GIVEN REQUEST :: Show all lines that include the string "JSON"; copy each one.

Rows from a figure dataset
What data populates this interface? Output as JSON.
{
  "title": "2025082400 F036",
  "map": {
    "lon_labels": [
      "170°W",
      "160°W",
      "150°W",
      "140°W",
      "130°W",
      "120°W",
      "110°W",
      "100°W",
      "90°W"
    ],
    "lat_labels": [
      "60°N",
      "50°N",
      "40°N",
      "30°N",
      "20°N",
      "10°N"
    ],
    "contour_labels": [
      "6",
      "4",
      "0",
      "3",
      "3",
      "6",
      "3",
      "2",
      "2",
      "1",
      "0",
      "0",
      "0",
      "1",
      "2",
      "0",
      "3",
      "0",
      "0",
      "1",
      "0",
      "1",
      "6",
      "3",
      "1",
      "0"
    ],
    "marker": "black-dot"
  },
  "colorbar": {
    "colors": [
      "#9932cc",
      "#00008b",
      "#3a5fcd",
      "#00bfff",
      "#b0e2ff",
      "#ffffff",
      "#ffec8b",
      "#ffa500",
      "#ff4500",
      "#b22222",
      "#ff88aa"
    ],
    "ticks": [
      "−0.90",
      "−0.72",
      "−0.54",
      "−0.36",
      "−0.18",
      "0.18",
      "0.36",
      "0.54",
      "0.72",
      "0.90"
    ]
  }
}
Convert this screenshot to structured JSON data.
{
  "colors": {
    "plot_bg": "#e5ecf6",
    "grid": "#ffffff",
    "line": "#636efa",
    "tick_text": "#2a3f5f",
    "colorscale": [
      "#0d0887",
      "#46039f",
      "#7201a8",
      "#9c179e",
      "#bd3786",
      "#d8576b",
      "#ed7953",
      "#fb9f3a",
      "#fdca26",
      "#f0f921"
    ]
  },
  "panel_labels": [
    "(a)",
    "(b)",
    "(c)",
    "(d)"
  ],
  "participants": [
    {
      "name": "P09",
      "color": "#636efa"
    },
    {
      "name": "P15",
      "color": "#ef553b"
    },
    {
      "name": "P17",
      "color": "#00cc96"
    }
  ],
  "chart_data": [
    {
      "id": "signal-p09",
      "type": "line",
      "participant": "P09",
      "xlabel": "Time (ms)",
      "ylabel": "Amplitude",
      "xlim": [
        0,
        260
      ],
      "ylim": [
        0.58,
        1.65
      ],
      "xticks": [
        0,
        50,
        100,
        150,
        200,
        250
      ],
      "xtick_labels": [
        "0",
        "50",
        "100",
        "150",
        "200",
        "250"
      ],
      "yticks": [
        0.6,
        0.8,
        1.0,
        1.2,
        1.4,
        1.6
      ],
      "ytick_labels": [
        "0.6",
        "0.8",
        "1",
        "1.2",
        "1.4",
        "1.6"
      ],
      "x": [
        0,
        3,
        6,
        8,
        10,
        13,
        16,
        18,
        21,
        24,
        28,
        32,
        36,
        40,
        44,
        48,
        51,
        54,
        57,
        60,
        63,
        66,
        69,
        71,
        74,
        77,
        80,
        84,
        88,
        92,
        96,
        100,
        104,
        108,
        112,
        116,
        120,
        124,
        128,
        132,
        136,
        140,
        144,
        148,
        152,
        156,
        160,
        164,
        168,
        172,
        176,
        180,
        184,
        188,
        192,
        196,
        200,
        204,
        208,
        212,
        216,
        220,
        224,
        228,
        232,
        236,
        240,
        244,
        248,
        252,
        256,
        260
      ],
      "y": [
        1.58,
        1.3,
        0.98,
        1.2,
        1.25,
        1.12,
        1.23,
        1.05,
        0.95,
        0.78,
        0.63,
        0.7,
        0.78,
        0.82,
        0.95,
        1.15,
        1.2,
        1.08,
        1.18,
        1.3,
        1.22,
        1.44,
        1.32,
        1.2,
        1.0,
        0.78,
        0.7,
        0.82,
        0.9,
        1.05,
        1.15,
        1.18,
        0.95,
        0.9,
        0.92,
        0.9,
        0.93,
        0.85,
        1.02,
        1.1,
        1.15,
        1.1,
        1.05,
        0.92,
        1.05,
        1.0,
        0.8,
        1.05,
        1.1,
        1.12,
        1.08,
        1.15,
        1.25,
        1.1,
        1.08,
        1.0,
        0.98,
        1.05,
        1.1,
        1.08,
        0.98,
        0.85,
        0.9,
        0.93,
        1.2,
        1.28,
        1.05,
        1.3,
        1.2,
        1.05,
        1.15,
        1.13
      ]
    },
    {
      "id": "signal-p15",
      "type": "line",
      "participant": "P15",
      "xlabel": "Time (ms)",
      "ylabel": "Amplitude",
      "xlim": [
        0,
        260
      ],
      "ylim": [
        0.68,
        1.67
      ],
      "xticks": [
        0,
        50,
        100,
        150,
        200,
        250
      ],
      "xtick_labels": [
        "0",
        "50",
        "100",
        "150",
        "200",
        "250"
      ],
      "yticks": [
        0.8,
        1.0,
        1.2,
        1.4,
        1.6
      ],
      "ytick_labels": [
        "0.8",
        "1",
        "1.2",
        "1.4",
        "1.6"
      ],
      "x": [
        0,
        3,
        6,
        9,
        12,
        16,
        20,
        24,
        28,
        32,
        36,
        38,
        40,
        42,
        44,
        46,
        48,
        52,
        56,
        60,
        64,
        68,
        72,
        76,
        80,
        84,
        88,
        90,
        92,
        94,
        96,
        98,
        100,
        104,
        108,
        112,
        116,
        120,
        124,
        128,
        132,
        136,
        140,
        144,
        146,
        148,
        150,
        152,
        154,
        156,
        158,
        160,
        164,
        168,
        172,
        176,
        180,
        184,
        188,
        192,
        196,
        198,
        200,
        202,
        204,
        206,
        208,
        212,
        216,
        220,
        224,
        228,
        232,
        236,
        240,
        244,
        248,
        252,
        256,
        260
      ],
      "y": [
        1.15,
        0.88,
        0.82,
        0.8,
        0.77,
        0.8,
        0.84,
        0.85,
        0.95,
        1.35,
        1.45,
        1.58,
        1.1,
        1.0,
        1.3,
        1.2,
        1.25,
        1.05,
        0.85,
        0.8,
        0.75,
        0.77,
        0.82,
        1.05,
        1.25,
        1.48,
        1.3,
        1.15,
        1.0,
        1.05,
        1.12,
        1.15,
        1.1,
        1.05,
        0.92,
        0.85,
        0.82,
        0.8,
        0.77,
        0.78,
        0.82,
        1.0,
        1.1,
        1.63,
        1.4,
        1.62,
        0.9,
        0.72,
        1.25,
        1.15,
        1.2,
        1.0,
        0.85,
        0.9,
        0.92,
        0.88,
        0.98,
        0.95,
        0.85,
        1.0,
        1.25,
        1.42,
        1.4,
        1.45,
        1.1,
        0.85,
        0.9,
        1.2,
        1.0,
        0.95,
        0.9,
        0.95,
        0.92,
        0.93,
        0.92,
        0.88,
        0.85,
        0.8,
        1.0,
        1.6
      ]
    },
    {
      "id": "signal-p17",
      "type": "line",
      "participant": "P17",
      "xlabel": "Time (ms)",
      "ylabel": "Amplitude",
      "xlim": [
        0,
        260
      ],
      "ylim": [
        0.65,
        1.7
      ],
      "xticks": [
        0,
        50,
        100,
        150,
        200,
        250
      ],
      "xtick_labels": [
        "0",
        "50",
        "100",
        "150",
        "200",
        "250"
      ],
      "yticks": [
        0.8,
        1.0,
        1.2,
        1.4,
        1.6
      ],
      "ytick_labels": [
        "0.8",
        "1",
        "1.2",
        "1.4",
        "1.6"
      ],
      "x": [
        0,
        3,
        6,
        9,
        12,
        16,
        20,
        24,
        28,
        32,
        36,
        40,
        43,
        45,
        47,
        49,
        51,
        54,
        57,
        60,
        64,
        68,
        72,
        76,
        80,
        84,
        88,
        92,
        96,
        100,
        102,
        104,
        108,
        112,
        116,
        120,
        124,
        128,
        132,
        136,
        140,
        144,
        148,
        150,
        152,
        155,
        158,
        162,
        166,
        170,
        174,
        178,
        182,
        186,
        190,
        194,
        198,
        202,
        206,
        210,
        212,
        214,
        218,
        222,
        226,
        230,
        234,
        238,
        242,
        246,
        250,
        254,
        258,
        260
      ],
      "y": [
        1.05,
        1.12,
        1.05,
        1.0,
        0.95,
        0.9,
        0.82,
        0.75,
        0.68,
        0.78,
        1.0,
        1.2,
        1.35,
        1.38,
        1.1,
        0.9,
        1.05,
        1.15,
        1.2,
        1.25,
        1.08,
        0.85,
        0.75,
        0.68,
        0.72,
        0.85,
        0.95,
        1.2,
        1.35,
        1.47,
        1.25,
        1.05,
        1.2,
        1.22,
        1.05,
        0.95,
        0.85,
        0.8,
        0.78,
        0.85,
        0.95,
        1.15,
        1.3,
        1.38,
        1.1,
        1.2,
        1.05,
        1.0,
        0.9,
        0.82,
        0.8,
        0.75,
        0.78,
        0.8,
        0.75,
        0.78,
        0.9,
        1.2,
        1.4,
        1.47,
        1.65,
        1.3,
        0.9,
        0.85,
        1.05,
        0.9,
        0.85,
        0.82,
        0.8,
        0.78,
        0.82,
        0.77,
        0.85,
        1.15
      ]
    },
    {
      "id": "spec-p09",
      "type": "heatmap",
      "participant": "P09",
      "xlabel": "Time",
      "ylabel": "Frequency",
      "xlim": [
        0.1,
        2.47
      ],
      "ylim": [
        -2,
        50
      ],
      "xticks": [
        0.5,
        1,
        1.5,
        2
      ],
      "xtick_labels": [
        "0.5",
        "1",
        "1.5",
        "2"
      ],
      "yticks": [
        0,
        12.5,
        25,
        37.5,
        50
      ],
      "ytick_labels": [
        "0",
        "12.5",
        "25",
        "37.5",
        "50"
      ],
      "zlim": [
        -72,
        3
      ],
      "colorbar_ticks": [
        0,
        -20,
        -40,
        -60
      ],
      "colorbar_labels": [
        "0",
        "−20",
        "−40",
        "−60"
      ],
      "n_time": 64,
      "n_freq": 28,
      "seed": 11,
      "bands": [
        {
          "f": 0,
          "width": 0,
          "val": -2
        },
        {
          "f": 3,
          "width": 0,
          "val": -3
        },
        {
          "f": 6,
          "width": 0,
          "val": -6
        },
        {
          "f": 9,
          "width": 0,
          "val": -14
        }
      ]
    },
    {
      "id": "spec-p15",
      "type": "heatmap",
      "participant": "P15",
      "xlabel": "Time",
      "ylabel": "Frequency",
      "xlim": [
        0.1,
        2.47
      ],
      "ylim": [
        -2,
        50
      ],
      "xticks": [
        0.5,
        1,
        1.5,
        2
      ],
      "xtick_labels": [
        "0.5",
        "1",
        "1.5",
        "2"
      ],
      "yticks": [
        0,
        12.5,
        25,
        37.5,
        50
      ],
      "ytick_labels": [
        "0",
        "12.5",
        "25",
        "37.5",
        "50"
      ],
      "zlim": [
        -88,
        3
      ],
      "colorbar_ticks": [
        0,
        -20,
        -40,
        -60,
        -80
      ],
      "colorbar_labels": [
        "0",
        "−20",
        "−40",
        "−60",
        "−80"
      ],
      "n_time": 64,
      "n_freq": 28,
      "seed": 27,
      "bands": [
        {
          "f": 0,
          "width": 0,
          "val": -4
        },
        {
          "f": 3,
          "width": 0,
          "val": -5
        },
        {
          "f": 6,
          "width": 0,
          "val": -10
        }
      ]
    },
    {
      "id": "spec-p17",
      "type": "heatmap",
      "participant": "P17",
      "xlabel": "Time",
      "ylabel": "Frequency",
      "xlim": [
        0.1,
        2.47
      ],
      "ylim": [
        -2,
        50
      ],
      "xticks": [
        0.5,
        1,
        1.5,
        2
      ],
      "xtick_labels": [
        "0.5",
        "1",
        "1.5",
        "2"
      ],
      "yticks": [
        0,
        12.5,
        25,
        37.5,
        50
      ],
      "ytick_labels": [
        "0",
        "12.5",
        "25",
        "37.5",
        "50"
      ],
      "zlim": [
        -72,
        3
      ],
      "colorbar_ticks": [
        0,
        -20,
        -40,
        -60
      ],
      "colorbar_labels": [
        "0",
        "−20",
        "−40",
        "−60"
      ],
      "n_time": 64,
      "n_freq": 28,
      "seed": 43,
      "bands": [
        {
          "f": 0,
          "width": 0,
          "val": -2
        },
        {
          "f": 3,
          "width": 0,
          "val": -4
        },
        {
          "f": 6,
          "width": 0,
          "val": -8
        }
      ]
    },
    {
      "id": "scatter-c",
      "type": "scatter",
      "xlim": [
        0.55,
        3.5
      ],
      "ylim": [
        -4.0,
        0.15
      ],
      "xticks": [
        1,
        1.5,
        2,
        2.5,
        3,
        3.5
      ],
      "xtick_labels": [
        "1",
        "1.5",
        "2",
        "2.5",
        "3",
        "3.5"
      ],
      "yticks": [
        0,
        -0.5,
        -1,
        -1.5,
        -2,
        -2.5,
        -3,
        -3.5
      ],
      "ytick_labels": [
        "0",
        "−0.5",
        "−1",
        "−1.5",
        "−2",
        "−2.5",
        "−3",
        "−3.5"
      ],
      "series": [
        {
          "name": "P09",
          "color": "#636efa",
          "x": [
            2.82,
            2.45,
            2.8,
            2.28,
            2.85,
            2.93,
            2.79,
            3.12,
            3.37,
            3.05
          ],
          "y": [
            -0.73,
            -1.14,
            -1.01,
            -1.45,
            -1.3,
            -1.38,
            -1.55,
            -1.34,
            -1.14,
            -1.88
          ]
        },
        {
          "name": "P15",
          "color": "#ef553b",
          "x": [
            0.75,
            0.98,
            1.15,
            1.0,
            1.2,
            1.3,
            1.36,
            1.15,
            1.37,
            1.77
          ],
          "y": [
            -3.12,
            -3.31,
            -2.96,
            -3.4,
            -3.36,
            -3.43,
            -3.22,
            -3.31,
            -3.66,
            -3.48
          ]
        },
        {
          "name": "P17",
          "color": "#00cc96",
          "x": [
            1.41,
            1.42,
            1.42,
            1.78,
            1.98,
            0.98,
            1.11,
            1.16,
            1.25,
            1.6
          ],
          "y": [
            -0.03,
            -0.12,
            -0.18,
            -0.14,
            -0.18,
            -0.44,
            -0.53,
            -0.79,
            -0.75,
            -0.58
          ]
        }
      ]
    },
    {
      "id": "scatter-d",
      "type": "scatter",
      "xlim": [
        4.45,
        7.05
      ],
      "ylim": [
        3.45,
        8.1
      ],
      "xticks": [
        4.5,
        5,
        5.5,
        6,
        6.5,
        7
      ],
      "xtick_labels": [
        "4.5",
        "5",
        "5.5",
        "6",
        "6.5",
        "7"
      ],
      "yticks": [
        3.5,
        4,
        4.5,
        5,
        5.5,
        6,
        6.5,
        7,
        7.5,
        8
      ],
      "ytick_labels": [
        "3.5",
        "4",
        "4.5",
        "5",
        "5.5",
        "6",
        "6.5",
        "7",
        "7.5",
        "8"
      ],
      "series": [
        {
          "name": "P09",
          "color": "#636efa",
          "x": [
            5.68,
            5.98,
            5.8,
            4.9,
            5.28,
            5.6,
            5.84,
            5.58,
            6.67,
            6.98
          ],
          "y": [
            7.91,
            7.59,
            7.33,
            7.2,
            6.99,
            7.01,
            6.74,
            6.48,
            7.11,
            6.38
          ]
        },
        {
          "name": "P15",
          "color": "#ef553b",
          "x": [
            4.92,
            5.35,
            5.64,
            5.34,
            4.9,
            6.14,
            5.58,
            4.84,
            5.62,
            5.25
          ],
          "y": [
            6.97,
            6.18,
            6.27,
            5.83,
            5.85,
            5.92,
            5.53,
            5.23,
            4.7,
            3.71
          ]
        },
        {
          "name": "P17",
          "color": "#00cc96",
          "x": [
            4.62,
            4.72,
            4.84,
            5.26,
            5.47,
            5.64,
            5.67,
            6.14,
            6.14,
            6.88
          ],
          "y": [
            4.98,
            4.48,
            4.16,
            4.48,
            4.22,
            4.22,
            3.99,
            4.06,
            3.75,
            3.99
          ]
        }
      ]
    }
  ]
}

WRITTEN RESPONSE ::
What data populates this interface? Output as JSON.
Convert this screenshot to structured JSON data.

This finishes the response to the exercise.